* _Problem details_: Where a line holds the word "sidebar", copy that line.

___ Record extracts ___

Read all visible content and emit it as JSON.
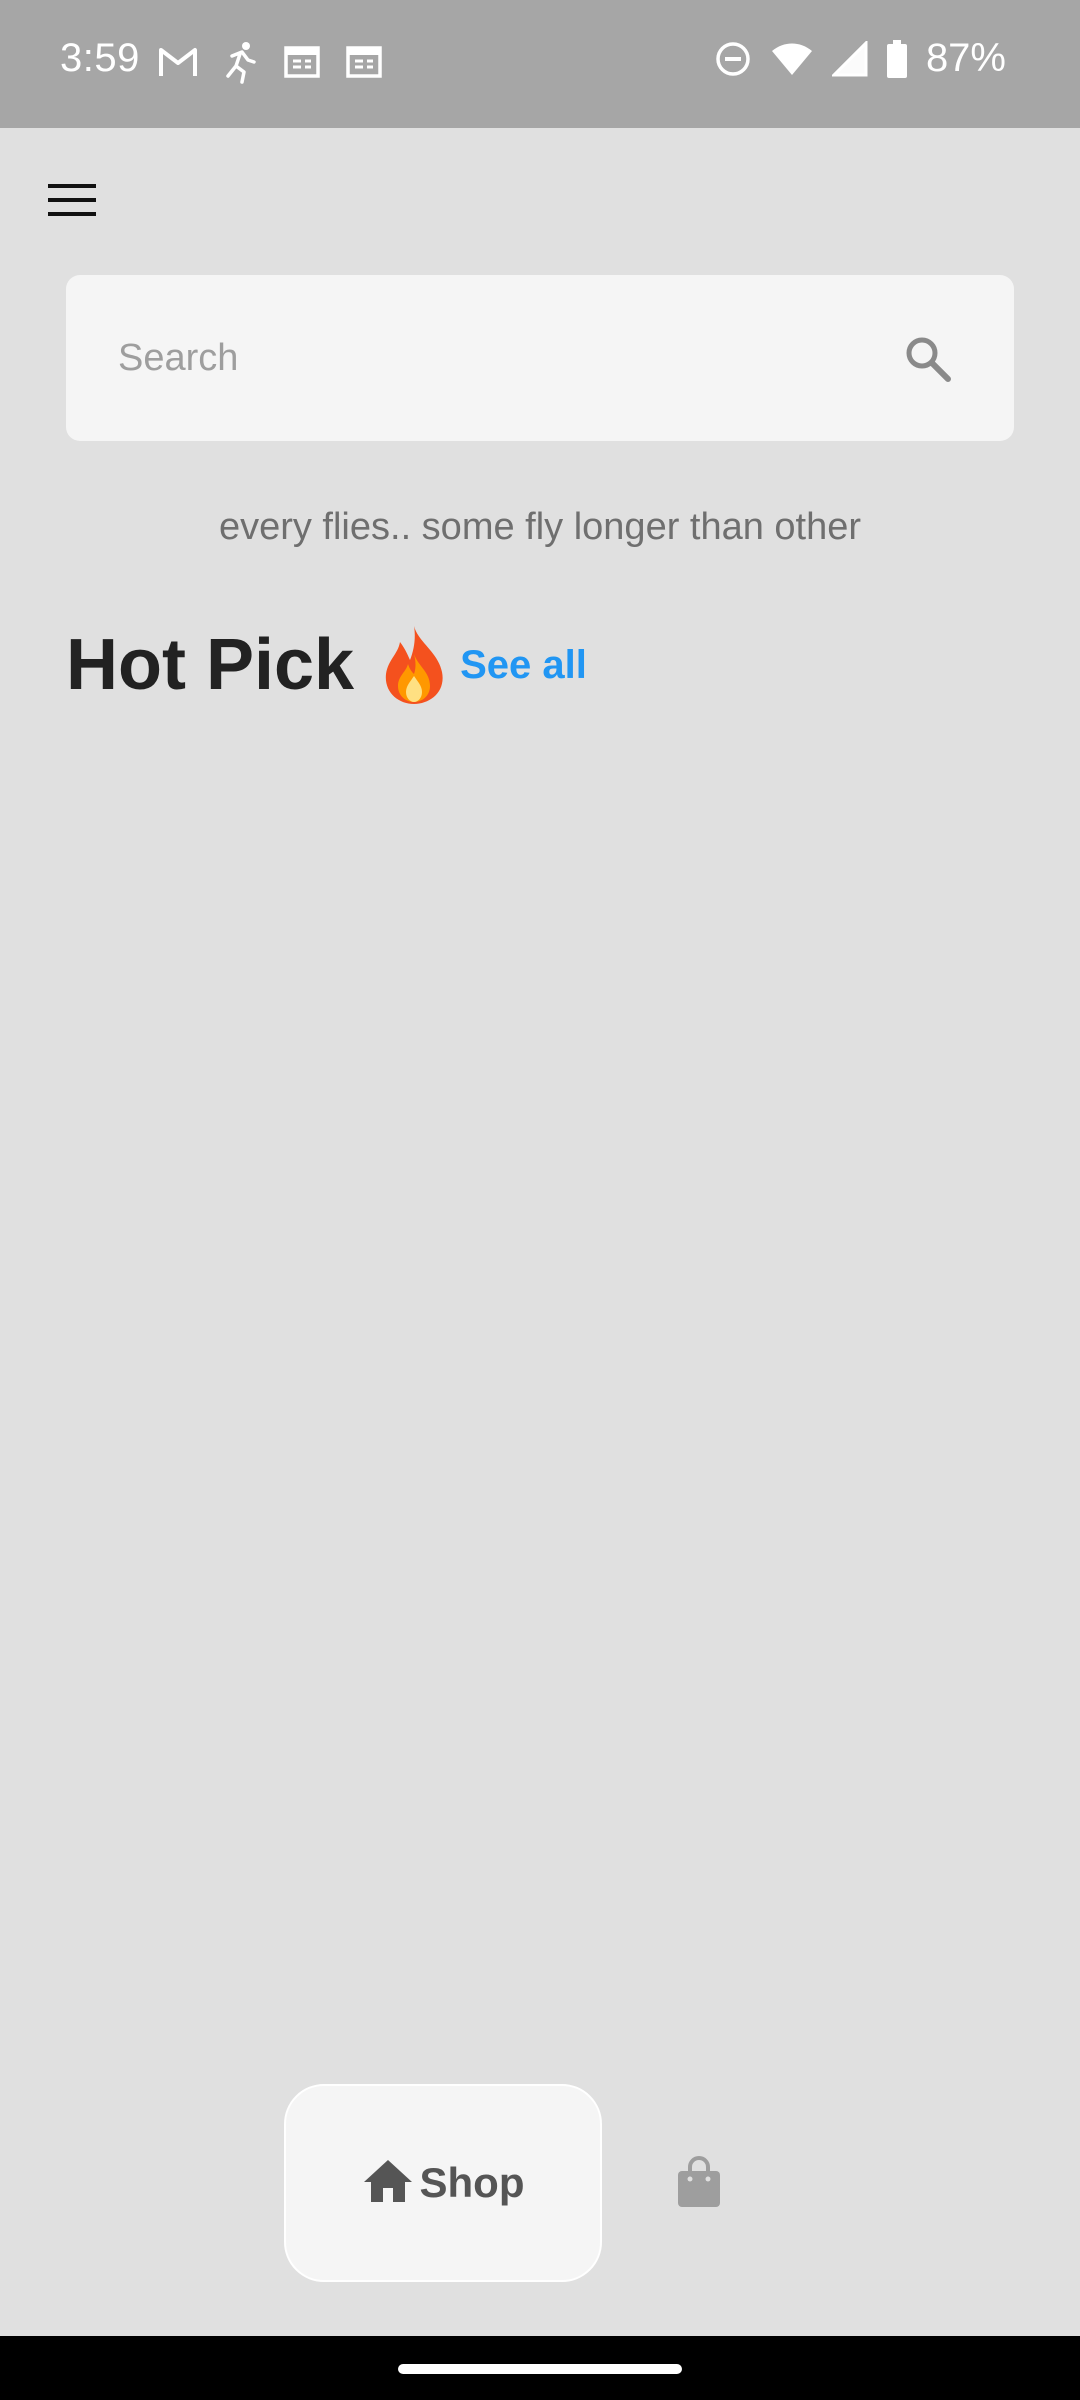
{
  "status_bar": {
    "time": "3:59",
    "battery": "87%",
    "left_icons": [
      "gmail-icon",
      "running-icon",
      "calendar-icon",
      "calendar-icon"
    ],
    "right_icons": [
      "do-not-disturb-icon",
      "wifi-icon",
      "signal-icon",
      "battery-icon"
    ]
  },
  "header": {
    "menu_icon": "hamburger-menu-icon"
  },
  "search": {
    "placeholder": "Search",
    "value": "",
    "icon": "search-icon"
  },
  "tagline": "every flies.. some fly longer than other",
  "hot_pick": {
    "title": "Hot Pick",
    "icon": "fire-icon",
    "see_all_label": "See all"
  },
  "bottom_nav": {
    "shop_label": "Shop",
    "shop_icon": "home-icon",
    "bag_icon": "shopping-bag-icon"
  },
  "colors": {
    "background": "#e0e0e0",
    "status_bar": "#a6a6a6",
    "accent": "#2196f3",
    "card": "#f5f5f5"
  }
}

___
___ Record extracts ___

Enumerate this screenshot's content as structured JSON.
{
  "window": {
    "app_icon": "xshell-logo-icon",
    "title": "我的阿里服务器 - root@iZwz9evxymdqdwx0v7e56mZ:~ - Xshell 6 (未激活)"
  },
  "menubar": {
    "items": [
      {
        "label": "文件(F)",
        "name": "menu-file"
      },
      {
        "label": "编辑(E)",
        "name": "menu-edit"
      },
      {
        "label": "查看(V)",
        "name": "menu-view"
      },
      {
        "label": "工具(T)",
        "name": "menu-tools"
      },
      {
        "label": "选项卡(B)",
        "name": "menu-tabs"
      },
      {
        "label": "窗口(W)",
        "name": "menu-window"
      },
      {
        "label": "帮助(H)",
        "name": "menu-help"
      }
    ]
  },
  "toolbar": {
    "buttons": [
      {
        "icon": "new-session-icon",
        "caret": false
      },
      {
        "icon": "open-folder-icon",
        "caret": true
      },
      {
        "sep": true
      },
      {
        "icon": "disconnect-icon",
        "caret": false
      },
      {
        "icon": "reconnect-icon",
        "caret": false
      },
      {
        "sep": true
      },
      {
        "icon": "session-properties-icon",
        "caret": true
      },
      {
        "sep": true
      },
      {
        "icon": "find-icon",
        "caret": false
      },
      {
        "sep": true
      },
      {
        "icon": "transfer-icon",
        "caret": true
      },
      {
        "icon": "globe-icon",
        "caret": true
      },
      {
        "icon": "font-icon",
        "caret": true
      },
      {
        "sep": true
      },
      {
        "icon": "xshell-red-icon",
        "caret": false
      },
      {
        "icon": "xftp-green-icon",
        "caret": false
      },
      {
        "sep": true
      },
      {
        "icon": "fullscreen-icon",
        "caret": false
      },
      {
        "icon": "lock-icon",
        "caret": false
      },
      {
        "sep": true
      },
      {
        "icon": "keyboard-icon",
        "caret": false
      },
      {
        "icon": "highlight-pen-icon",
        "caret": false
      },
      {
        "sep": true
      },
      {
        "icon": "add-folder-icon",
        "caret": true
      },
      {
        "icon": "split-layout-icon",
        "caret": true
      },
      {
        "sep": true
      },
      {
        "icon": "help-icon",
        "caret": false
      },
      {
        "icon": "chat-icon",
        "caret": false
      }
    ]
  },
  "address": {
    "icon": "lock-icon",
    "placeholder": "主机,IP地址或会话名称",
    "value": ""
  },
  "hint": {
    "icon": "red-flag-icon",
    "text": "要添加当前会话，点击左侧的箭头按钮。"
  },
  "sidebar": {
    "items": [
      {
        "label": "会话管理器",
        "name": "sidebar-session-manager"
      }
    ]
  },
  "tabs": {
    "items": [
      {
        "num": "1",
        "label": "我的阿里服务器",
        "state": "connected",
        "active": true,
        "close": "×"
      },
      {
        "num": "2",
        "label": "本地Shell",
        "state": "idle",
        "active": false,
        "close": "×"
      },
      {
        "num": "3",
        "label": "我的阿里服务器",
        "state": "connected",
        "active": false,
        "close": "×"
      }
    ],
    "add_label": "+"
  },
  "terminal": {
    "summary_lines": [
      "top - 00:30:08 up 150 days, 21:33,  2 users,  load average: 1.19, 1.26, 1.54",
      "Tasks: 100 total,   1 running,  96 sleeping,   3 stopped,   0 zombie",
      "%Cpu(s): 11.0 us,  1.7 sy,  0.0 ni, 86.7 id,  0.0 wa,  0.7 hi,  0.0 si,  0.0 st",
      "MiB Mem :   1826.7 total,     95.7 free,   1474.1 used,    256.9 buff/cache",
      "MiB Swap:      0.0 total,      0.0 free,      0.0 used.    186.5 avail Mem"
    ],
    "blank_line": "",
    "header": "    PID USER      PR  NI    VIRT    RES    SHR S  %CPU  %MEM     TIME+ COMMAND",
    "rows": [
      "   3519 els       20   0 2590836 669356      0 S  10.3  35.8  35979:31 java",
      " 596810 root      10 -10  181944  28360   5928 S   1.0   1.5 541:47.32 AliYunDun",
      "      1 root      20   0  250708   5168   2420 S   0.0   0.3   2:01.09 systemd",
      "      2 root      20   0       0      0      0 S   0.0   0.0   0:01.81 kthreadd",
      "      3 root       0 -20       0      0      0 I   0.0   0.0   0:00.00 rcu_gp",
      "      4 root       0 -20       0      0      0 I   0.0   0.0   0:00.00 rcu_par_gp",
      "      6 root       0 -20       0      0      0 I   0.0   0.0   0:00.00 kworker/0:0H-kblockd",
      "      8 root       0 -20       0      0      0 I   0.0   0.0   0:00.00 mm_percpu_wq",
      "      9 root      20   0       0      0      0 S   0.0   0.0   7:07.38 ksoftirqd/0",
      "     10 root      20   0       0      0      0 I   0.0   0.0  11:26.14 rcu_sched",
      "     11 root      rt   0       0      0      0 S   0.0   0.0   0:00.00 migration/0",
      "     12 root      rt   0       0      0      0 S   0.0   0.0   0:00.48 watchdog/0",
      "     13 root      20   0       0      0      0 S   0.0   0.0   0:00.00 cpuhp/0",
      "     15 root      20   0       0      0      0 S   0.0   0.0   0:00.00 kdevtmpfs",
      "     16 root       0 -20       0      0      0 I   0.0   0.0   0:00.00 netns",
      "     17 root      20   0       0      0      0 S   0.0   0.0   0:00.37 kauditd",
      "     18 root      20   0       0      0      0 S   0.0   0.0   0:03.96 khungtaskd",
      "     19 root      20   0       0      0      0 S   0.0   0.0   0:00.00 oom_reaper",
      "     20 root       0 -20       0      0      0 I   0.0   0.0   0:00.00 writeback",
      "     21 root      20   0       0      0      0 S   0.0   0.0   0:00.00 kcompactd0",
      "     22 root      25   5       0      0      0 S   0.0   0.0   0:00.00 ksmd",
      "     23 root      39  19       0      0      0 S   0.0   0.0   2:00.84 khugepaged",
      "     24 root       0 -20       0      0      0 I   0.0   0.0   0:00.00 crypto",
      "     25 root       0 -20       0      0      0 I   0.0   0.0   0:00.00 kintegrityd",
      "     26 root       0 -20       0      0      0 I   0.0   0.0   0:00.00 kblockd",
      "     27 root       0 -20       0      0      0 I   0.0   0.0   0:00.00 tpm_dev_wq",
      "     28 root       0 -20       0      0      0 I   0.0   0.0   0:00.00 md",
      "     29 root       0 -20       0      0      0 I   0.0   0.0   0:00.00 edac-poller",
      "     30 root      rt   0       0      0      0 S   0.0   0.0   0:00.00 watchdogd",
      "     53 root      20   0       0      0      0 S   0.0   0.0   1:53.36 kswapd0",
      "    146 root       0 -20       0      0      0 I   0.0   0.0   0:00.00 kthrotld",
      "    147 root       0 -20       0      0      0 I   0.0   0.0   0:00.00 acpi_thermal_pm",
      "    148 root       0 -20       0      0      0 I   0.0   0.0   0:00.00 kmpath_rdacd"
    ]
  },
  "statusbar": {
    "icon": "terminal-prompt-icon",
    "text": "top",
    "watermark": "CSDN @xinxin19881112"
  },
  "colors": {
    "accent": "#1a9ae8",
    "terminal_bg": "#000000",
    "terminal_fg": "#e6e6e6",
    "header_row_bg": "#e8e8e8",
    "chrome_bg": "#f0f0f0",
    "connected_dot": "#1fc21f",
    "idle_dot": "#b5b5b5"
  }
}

___
___ Record extracts ___

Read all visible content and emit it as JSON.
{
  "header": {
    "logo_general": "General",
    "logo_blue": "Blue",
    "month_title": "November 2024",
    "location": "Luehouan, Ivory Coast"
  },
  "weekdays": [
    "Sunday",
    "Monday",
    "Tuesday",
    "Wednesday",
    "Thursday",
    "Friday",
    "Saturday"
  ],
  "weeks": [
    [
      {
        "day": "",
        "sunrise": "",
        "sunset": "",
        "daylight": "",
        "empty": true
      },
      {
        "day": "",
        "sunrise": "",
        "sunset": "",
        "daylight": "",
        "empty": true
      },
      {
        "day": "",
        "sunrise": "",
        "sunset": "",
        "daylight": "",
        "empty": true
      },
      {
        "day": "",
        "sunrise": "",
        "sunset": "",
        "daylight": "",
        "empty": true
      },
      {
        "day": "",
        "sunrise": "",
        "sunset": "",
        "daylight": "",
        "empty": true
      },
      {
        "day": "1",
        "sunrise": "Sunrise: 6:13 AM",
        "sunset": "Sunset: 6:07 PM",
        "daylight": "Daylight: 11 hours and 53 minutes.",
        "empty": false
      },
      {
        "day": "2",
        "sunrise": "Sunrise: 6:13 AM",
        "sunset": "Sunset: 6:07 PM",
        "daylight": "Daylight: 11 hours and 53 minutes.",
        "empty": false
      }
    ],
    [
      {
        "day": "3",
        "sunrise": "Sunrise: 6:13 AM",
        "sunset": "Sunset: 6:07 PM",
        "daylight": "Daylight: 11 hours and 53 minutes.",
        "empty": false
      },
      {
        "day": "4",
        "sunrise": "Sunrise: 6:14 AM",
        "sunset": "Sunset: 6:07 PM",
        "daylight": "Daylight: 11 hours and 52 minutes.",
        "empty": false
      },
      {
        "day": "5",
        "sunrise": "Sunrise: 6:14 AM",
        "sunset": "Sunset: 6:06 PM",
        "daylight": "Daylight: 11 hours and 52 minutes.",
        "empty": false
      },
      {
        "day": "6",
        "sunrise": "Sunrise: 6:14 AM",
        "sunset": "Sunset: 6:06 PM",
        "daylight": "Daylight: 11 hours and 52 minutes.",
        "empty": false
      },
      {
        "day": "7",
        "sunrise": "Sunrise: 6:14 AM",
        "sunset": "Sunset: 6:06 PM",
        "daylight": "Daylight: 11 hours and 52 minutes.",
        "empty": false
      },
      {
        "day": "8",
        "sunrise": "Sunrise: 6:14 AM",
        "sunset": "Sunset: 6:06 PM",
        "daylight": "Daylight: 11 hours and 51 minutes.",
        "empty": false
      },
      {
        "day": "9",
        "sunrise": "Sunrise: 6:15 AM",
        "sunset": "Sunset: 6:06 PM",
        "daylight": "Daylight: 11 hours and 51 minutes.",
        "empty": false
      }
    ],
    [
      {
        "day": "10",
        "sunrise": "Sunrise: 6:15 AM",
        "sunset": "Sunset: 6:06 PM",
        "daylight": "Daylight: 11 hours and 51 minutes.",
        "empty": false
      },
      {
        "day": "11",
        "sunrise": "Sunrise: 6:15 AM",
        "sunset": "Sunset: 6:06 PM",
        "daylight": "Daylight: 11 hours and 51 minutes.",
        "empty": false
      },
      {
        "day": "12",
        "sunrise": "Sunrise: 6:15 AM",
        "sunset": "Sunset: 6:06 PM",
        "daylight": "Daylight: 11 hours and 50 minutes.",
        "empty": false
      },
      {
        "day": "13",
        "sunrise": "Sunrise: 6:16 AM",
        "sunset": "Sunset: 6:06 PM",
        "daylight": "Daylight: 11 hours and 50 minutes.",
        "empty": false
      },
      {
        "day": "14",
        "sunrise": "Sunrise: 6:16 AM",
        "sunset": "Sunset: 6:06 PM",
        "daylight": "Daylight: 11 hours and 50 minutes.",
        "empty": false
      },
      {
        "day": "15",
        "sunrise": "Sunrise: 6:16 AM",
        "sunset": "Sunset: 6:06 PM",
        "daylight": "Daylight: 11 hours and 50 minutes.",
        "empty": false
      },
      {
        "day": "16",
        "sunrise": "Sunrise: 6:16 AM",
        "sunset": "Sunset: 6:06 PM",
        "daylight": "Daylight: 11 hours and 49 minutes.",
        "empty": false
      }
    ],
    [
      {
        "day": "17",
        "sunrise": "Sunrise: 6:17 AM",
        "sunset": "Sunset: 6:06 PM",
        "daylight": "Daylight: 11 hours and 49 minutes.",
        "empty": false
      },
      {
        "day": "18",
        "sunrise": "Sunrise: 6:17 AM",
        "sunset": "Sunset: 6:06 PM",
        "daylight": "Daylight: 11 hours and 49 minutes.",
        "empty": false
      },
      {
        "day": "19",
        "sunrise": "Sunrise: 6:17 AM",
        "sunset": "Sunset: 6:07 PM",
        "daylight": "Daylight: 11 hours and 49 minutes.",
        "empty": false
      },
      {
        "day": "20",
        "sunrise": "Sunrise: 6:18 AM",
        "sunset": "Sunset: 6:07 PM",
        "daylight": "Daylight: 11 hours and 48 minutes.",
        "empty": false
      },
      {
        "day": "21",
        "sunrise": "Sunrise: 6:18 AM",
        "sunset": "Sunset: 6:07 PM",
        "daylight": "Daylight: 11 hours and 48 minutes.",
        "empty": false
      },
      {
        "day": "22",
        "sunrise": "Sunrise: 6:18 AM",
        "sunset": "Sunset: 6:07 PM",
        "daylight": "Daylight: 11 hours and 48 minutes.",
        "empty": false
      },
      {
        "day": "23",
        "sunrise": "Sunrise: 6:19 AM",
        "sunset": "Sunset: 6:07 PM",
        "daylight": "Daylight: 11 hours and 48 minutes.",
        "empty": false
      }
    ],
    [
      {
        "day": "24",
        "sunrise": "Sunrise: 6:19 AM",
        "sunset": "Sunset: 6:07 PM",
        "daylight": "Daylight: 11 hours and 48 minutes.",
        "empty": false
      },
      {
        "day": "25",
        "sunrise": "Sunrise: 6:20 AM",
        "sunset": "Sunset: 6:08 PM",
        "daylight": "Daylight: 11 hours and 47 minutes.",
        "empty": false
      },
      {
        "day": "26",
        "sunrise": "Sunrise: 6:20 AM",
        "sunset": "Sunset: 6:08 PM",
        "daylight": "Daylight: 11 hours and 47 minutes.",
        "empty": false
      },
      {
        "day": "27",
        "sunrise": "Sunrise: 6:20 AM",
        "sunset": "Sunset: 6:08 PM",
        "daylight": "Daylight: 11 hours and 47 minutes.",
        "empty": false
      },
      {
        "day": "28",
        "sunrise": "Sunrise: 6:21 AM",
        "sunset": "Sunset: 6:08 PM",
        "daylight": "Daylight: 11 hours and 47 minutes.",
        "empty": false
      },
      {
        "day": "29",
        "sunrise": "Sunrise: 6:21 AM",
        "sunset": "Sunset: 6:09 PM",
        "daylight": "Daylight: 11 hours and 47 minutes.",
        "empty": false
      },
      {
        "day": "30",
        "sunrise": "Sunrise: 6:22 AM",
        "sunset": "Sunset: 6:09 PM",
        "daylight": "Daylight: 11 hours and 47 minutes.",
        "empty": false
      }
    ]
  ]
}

___

* _Full answer_:
  "sidebar": {
        "name": "sidebar-session-manager"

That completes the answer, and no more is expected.